┌─ Records supplied
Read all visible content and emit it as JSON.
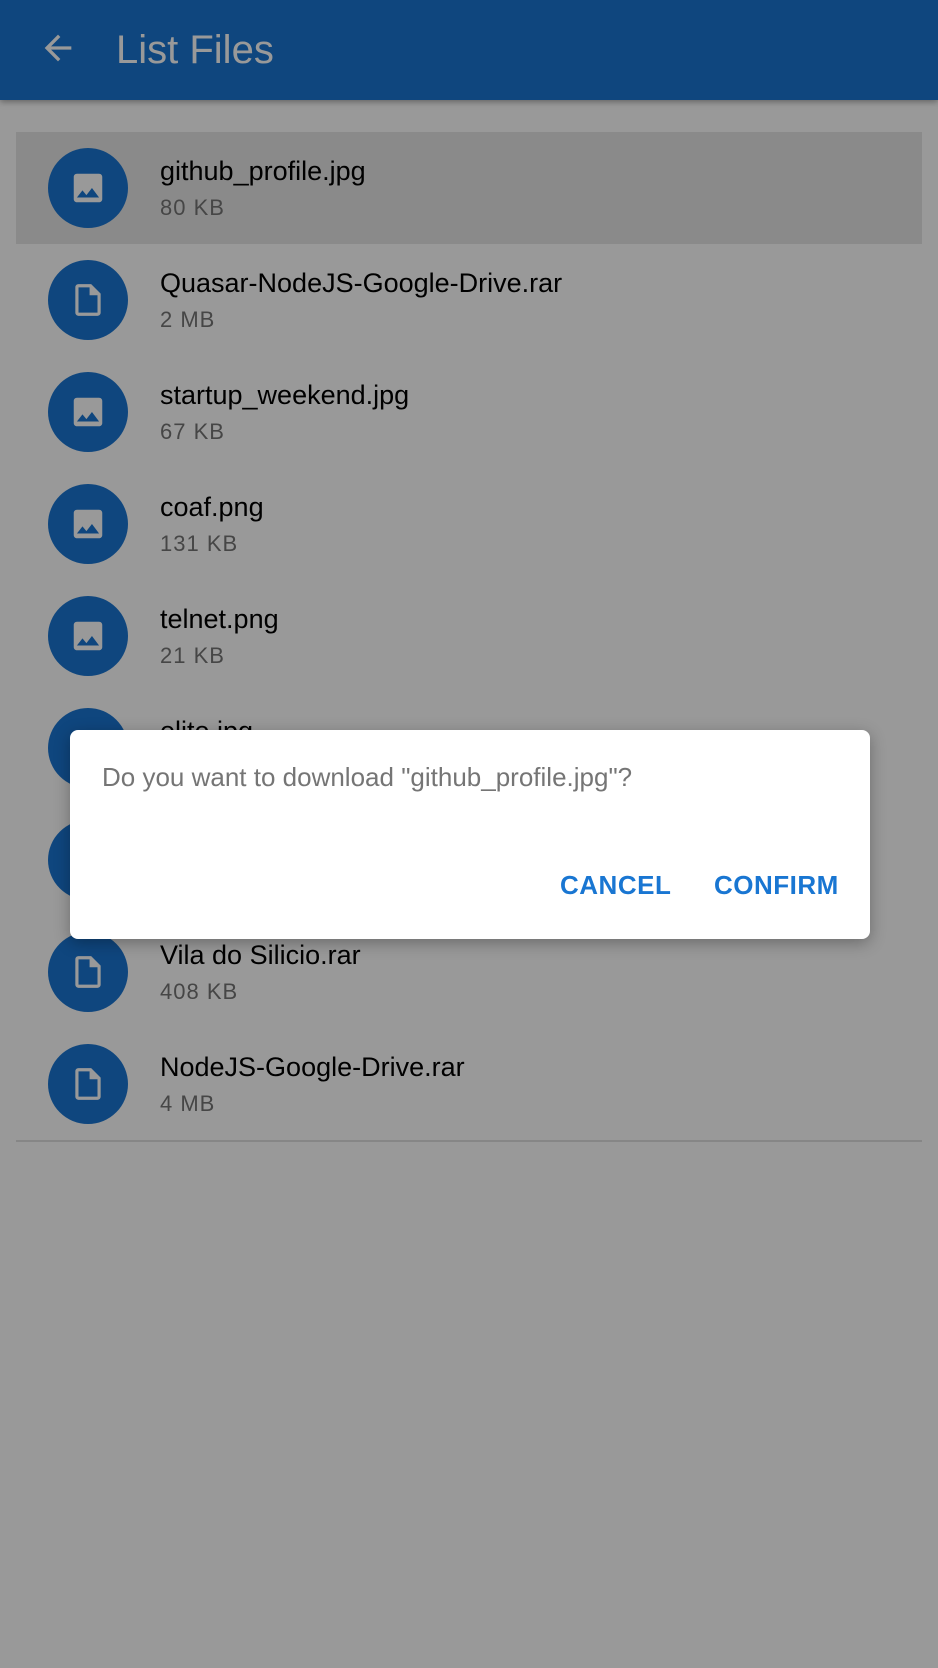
{
  "colors": {
    "primary": "#1976d2",
    "header_text": "#ffffff",
    "secondary_text": "#757575",
    "selected_row": "#e6e6e6",
    "scrim": "rgba(0,0,0,0.4)"
  },
  "header": {
    "back_icon": "arrow-left-icon",
    "title": "List Files"
  },
  "files": [
    {
      "name": "github_profile.jpg",
      "size": "80 KB",
      "icon": "image-icon",
      "selected": true
    },
    {
      "name": "Quasar-NodeJS-Google-Drive.rar",
      "size": "2 MB",
      "icon": "file-icon"
    },
    {
      "name": "startup_weekend.jpg",
      "size": "67 KB",
      "icon": "image-icon"
    },
    {
      "name": "coaf.png",
      "size": "131 KB",
      "icon": "image-icon"
    },
    {
      "name": "telnet.png",
      "size": "21 KB",
      "icon": "image-icon"
    },
    {
      "name": "elite.jpg",
      "size": "",
      "icon": "image-icon"
    },
    {
      "name": "",
      "size": "",
      "icon": "file-icon"
    },
    {
      "name": "Vila do Silicio.rar",
      "size": "408 KB",
      "icon": "file-icon"
    },
    {
      "name": "NodeJS-Google-Drive.rar",
      "size": "4 MB",
      "icon": "file-icon"
    }
  ],
  "dialog": {
    "message": "Do you want to download \"github_profile.jpg\"?",
    "cancel_label": "CANCEL",
    "confirm_label": "CONFIRM"
  }
}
└─
■ What is required ■
Omit every picture while copying the listing above exactly.

■ Exercise answer ■
Read all visible content and emit it as JSON.
{
  "colors": {
    "primary": "#1976d2",
    "header_text": "#ffffff",
    "secondary_text": "#757575",
    "selected_row": "#e6e6e6",
    "scrim": "rgba(0,0,0,0.4)"
  },
  "header": {
    "back_icon": "arrow-left-icon",
    "title": "List Files"
  },
  "files": [
    {
      "name": "github_profile.jpg",
      "size": "80 KB",
      "icon": "image-icon",
      "selected": true
    },
    {
      "name": "Quasar-NodeJS-Google-Drive.rar",
      "size": "2 MB",
      "icon": "file-icon"
    },
    {
      "name": "startup_weekend.jpg",
      "size": "67 KB",
      "icon": "image-icon"
    },
    {
      "name": "coaf.png",
      "size": "131 KB",
      "icon": "image-icon"
    },
    {
      "name": "telnet.png",
      "size": "21 KB",
      "icon": "image-icon"
    },
    {
      "name": "elite.jpg",
      "size": "",
      "icon": "image-icon"
    },
    {
      "name": "",
      "size": "",
      "icon": "file-icon"
    },
    {
      "name": "Vila do Silicio.rar",
      "size": "408 KB",
      "icon": "file-icon"
    },
    {
      "name": "NodeJS-Google-Drive.rar",
      "size": "4 MB",
      "icon": "file-icon"
    }
  ],
  "dialog": {
    "message": "Do you want to download \"github_profile.jpg\"?",
    "cancel_label": "CANCEL",
    "confirm_label": "CONFIRM"
  }
}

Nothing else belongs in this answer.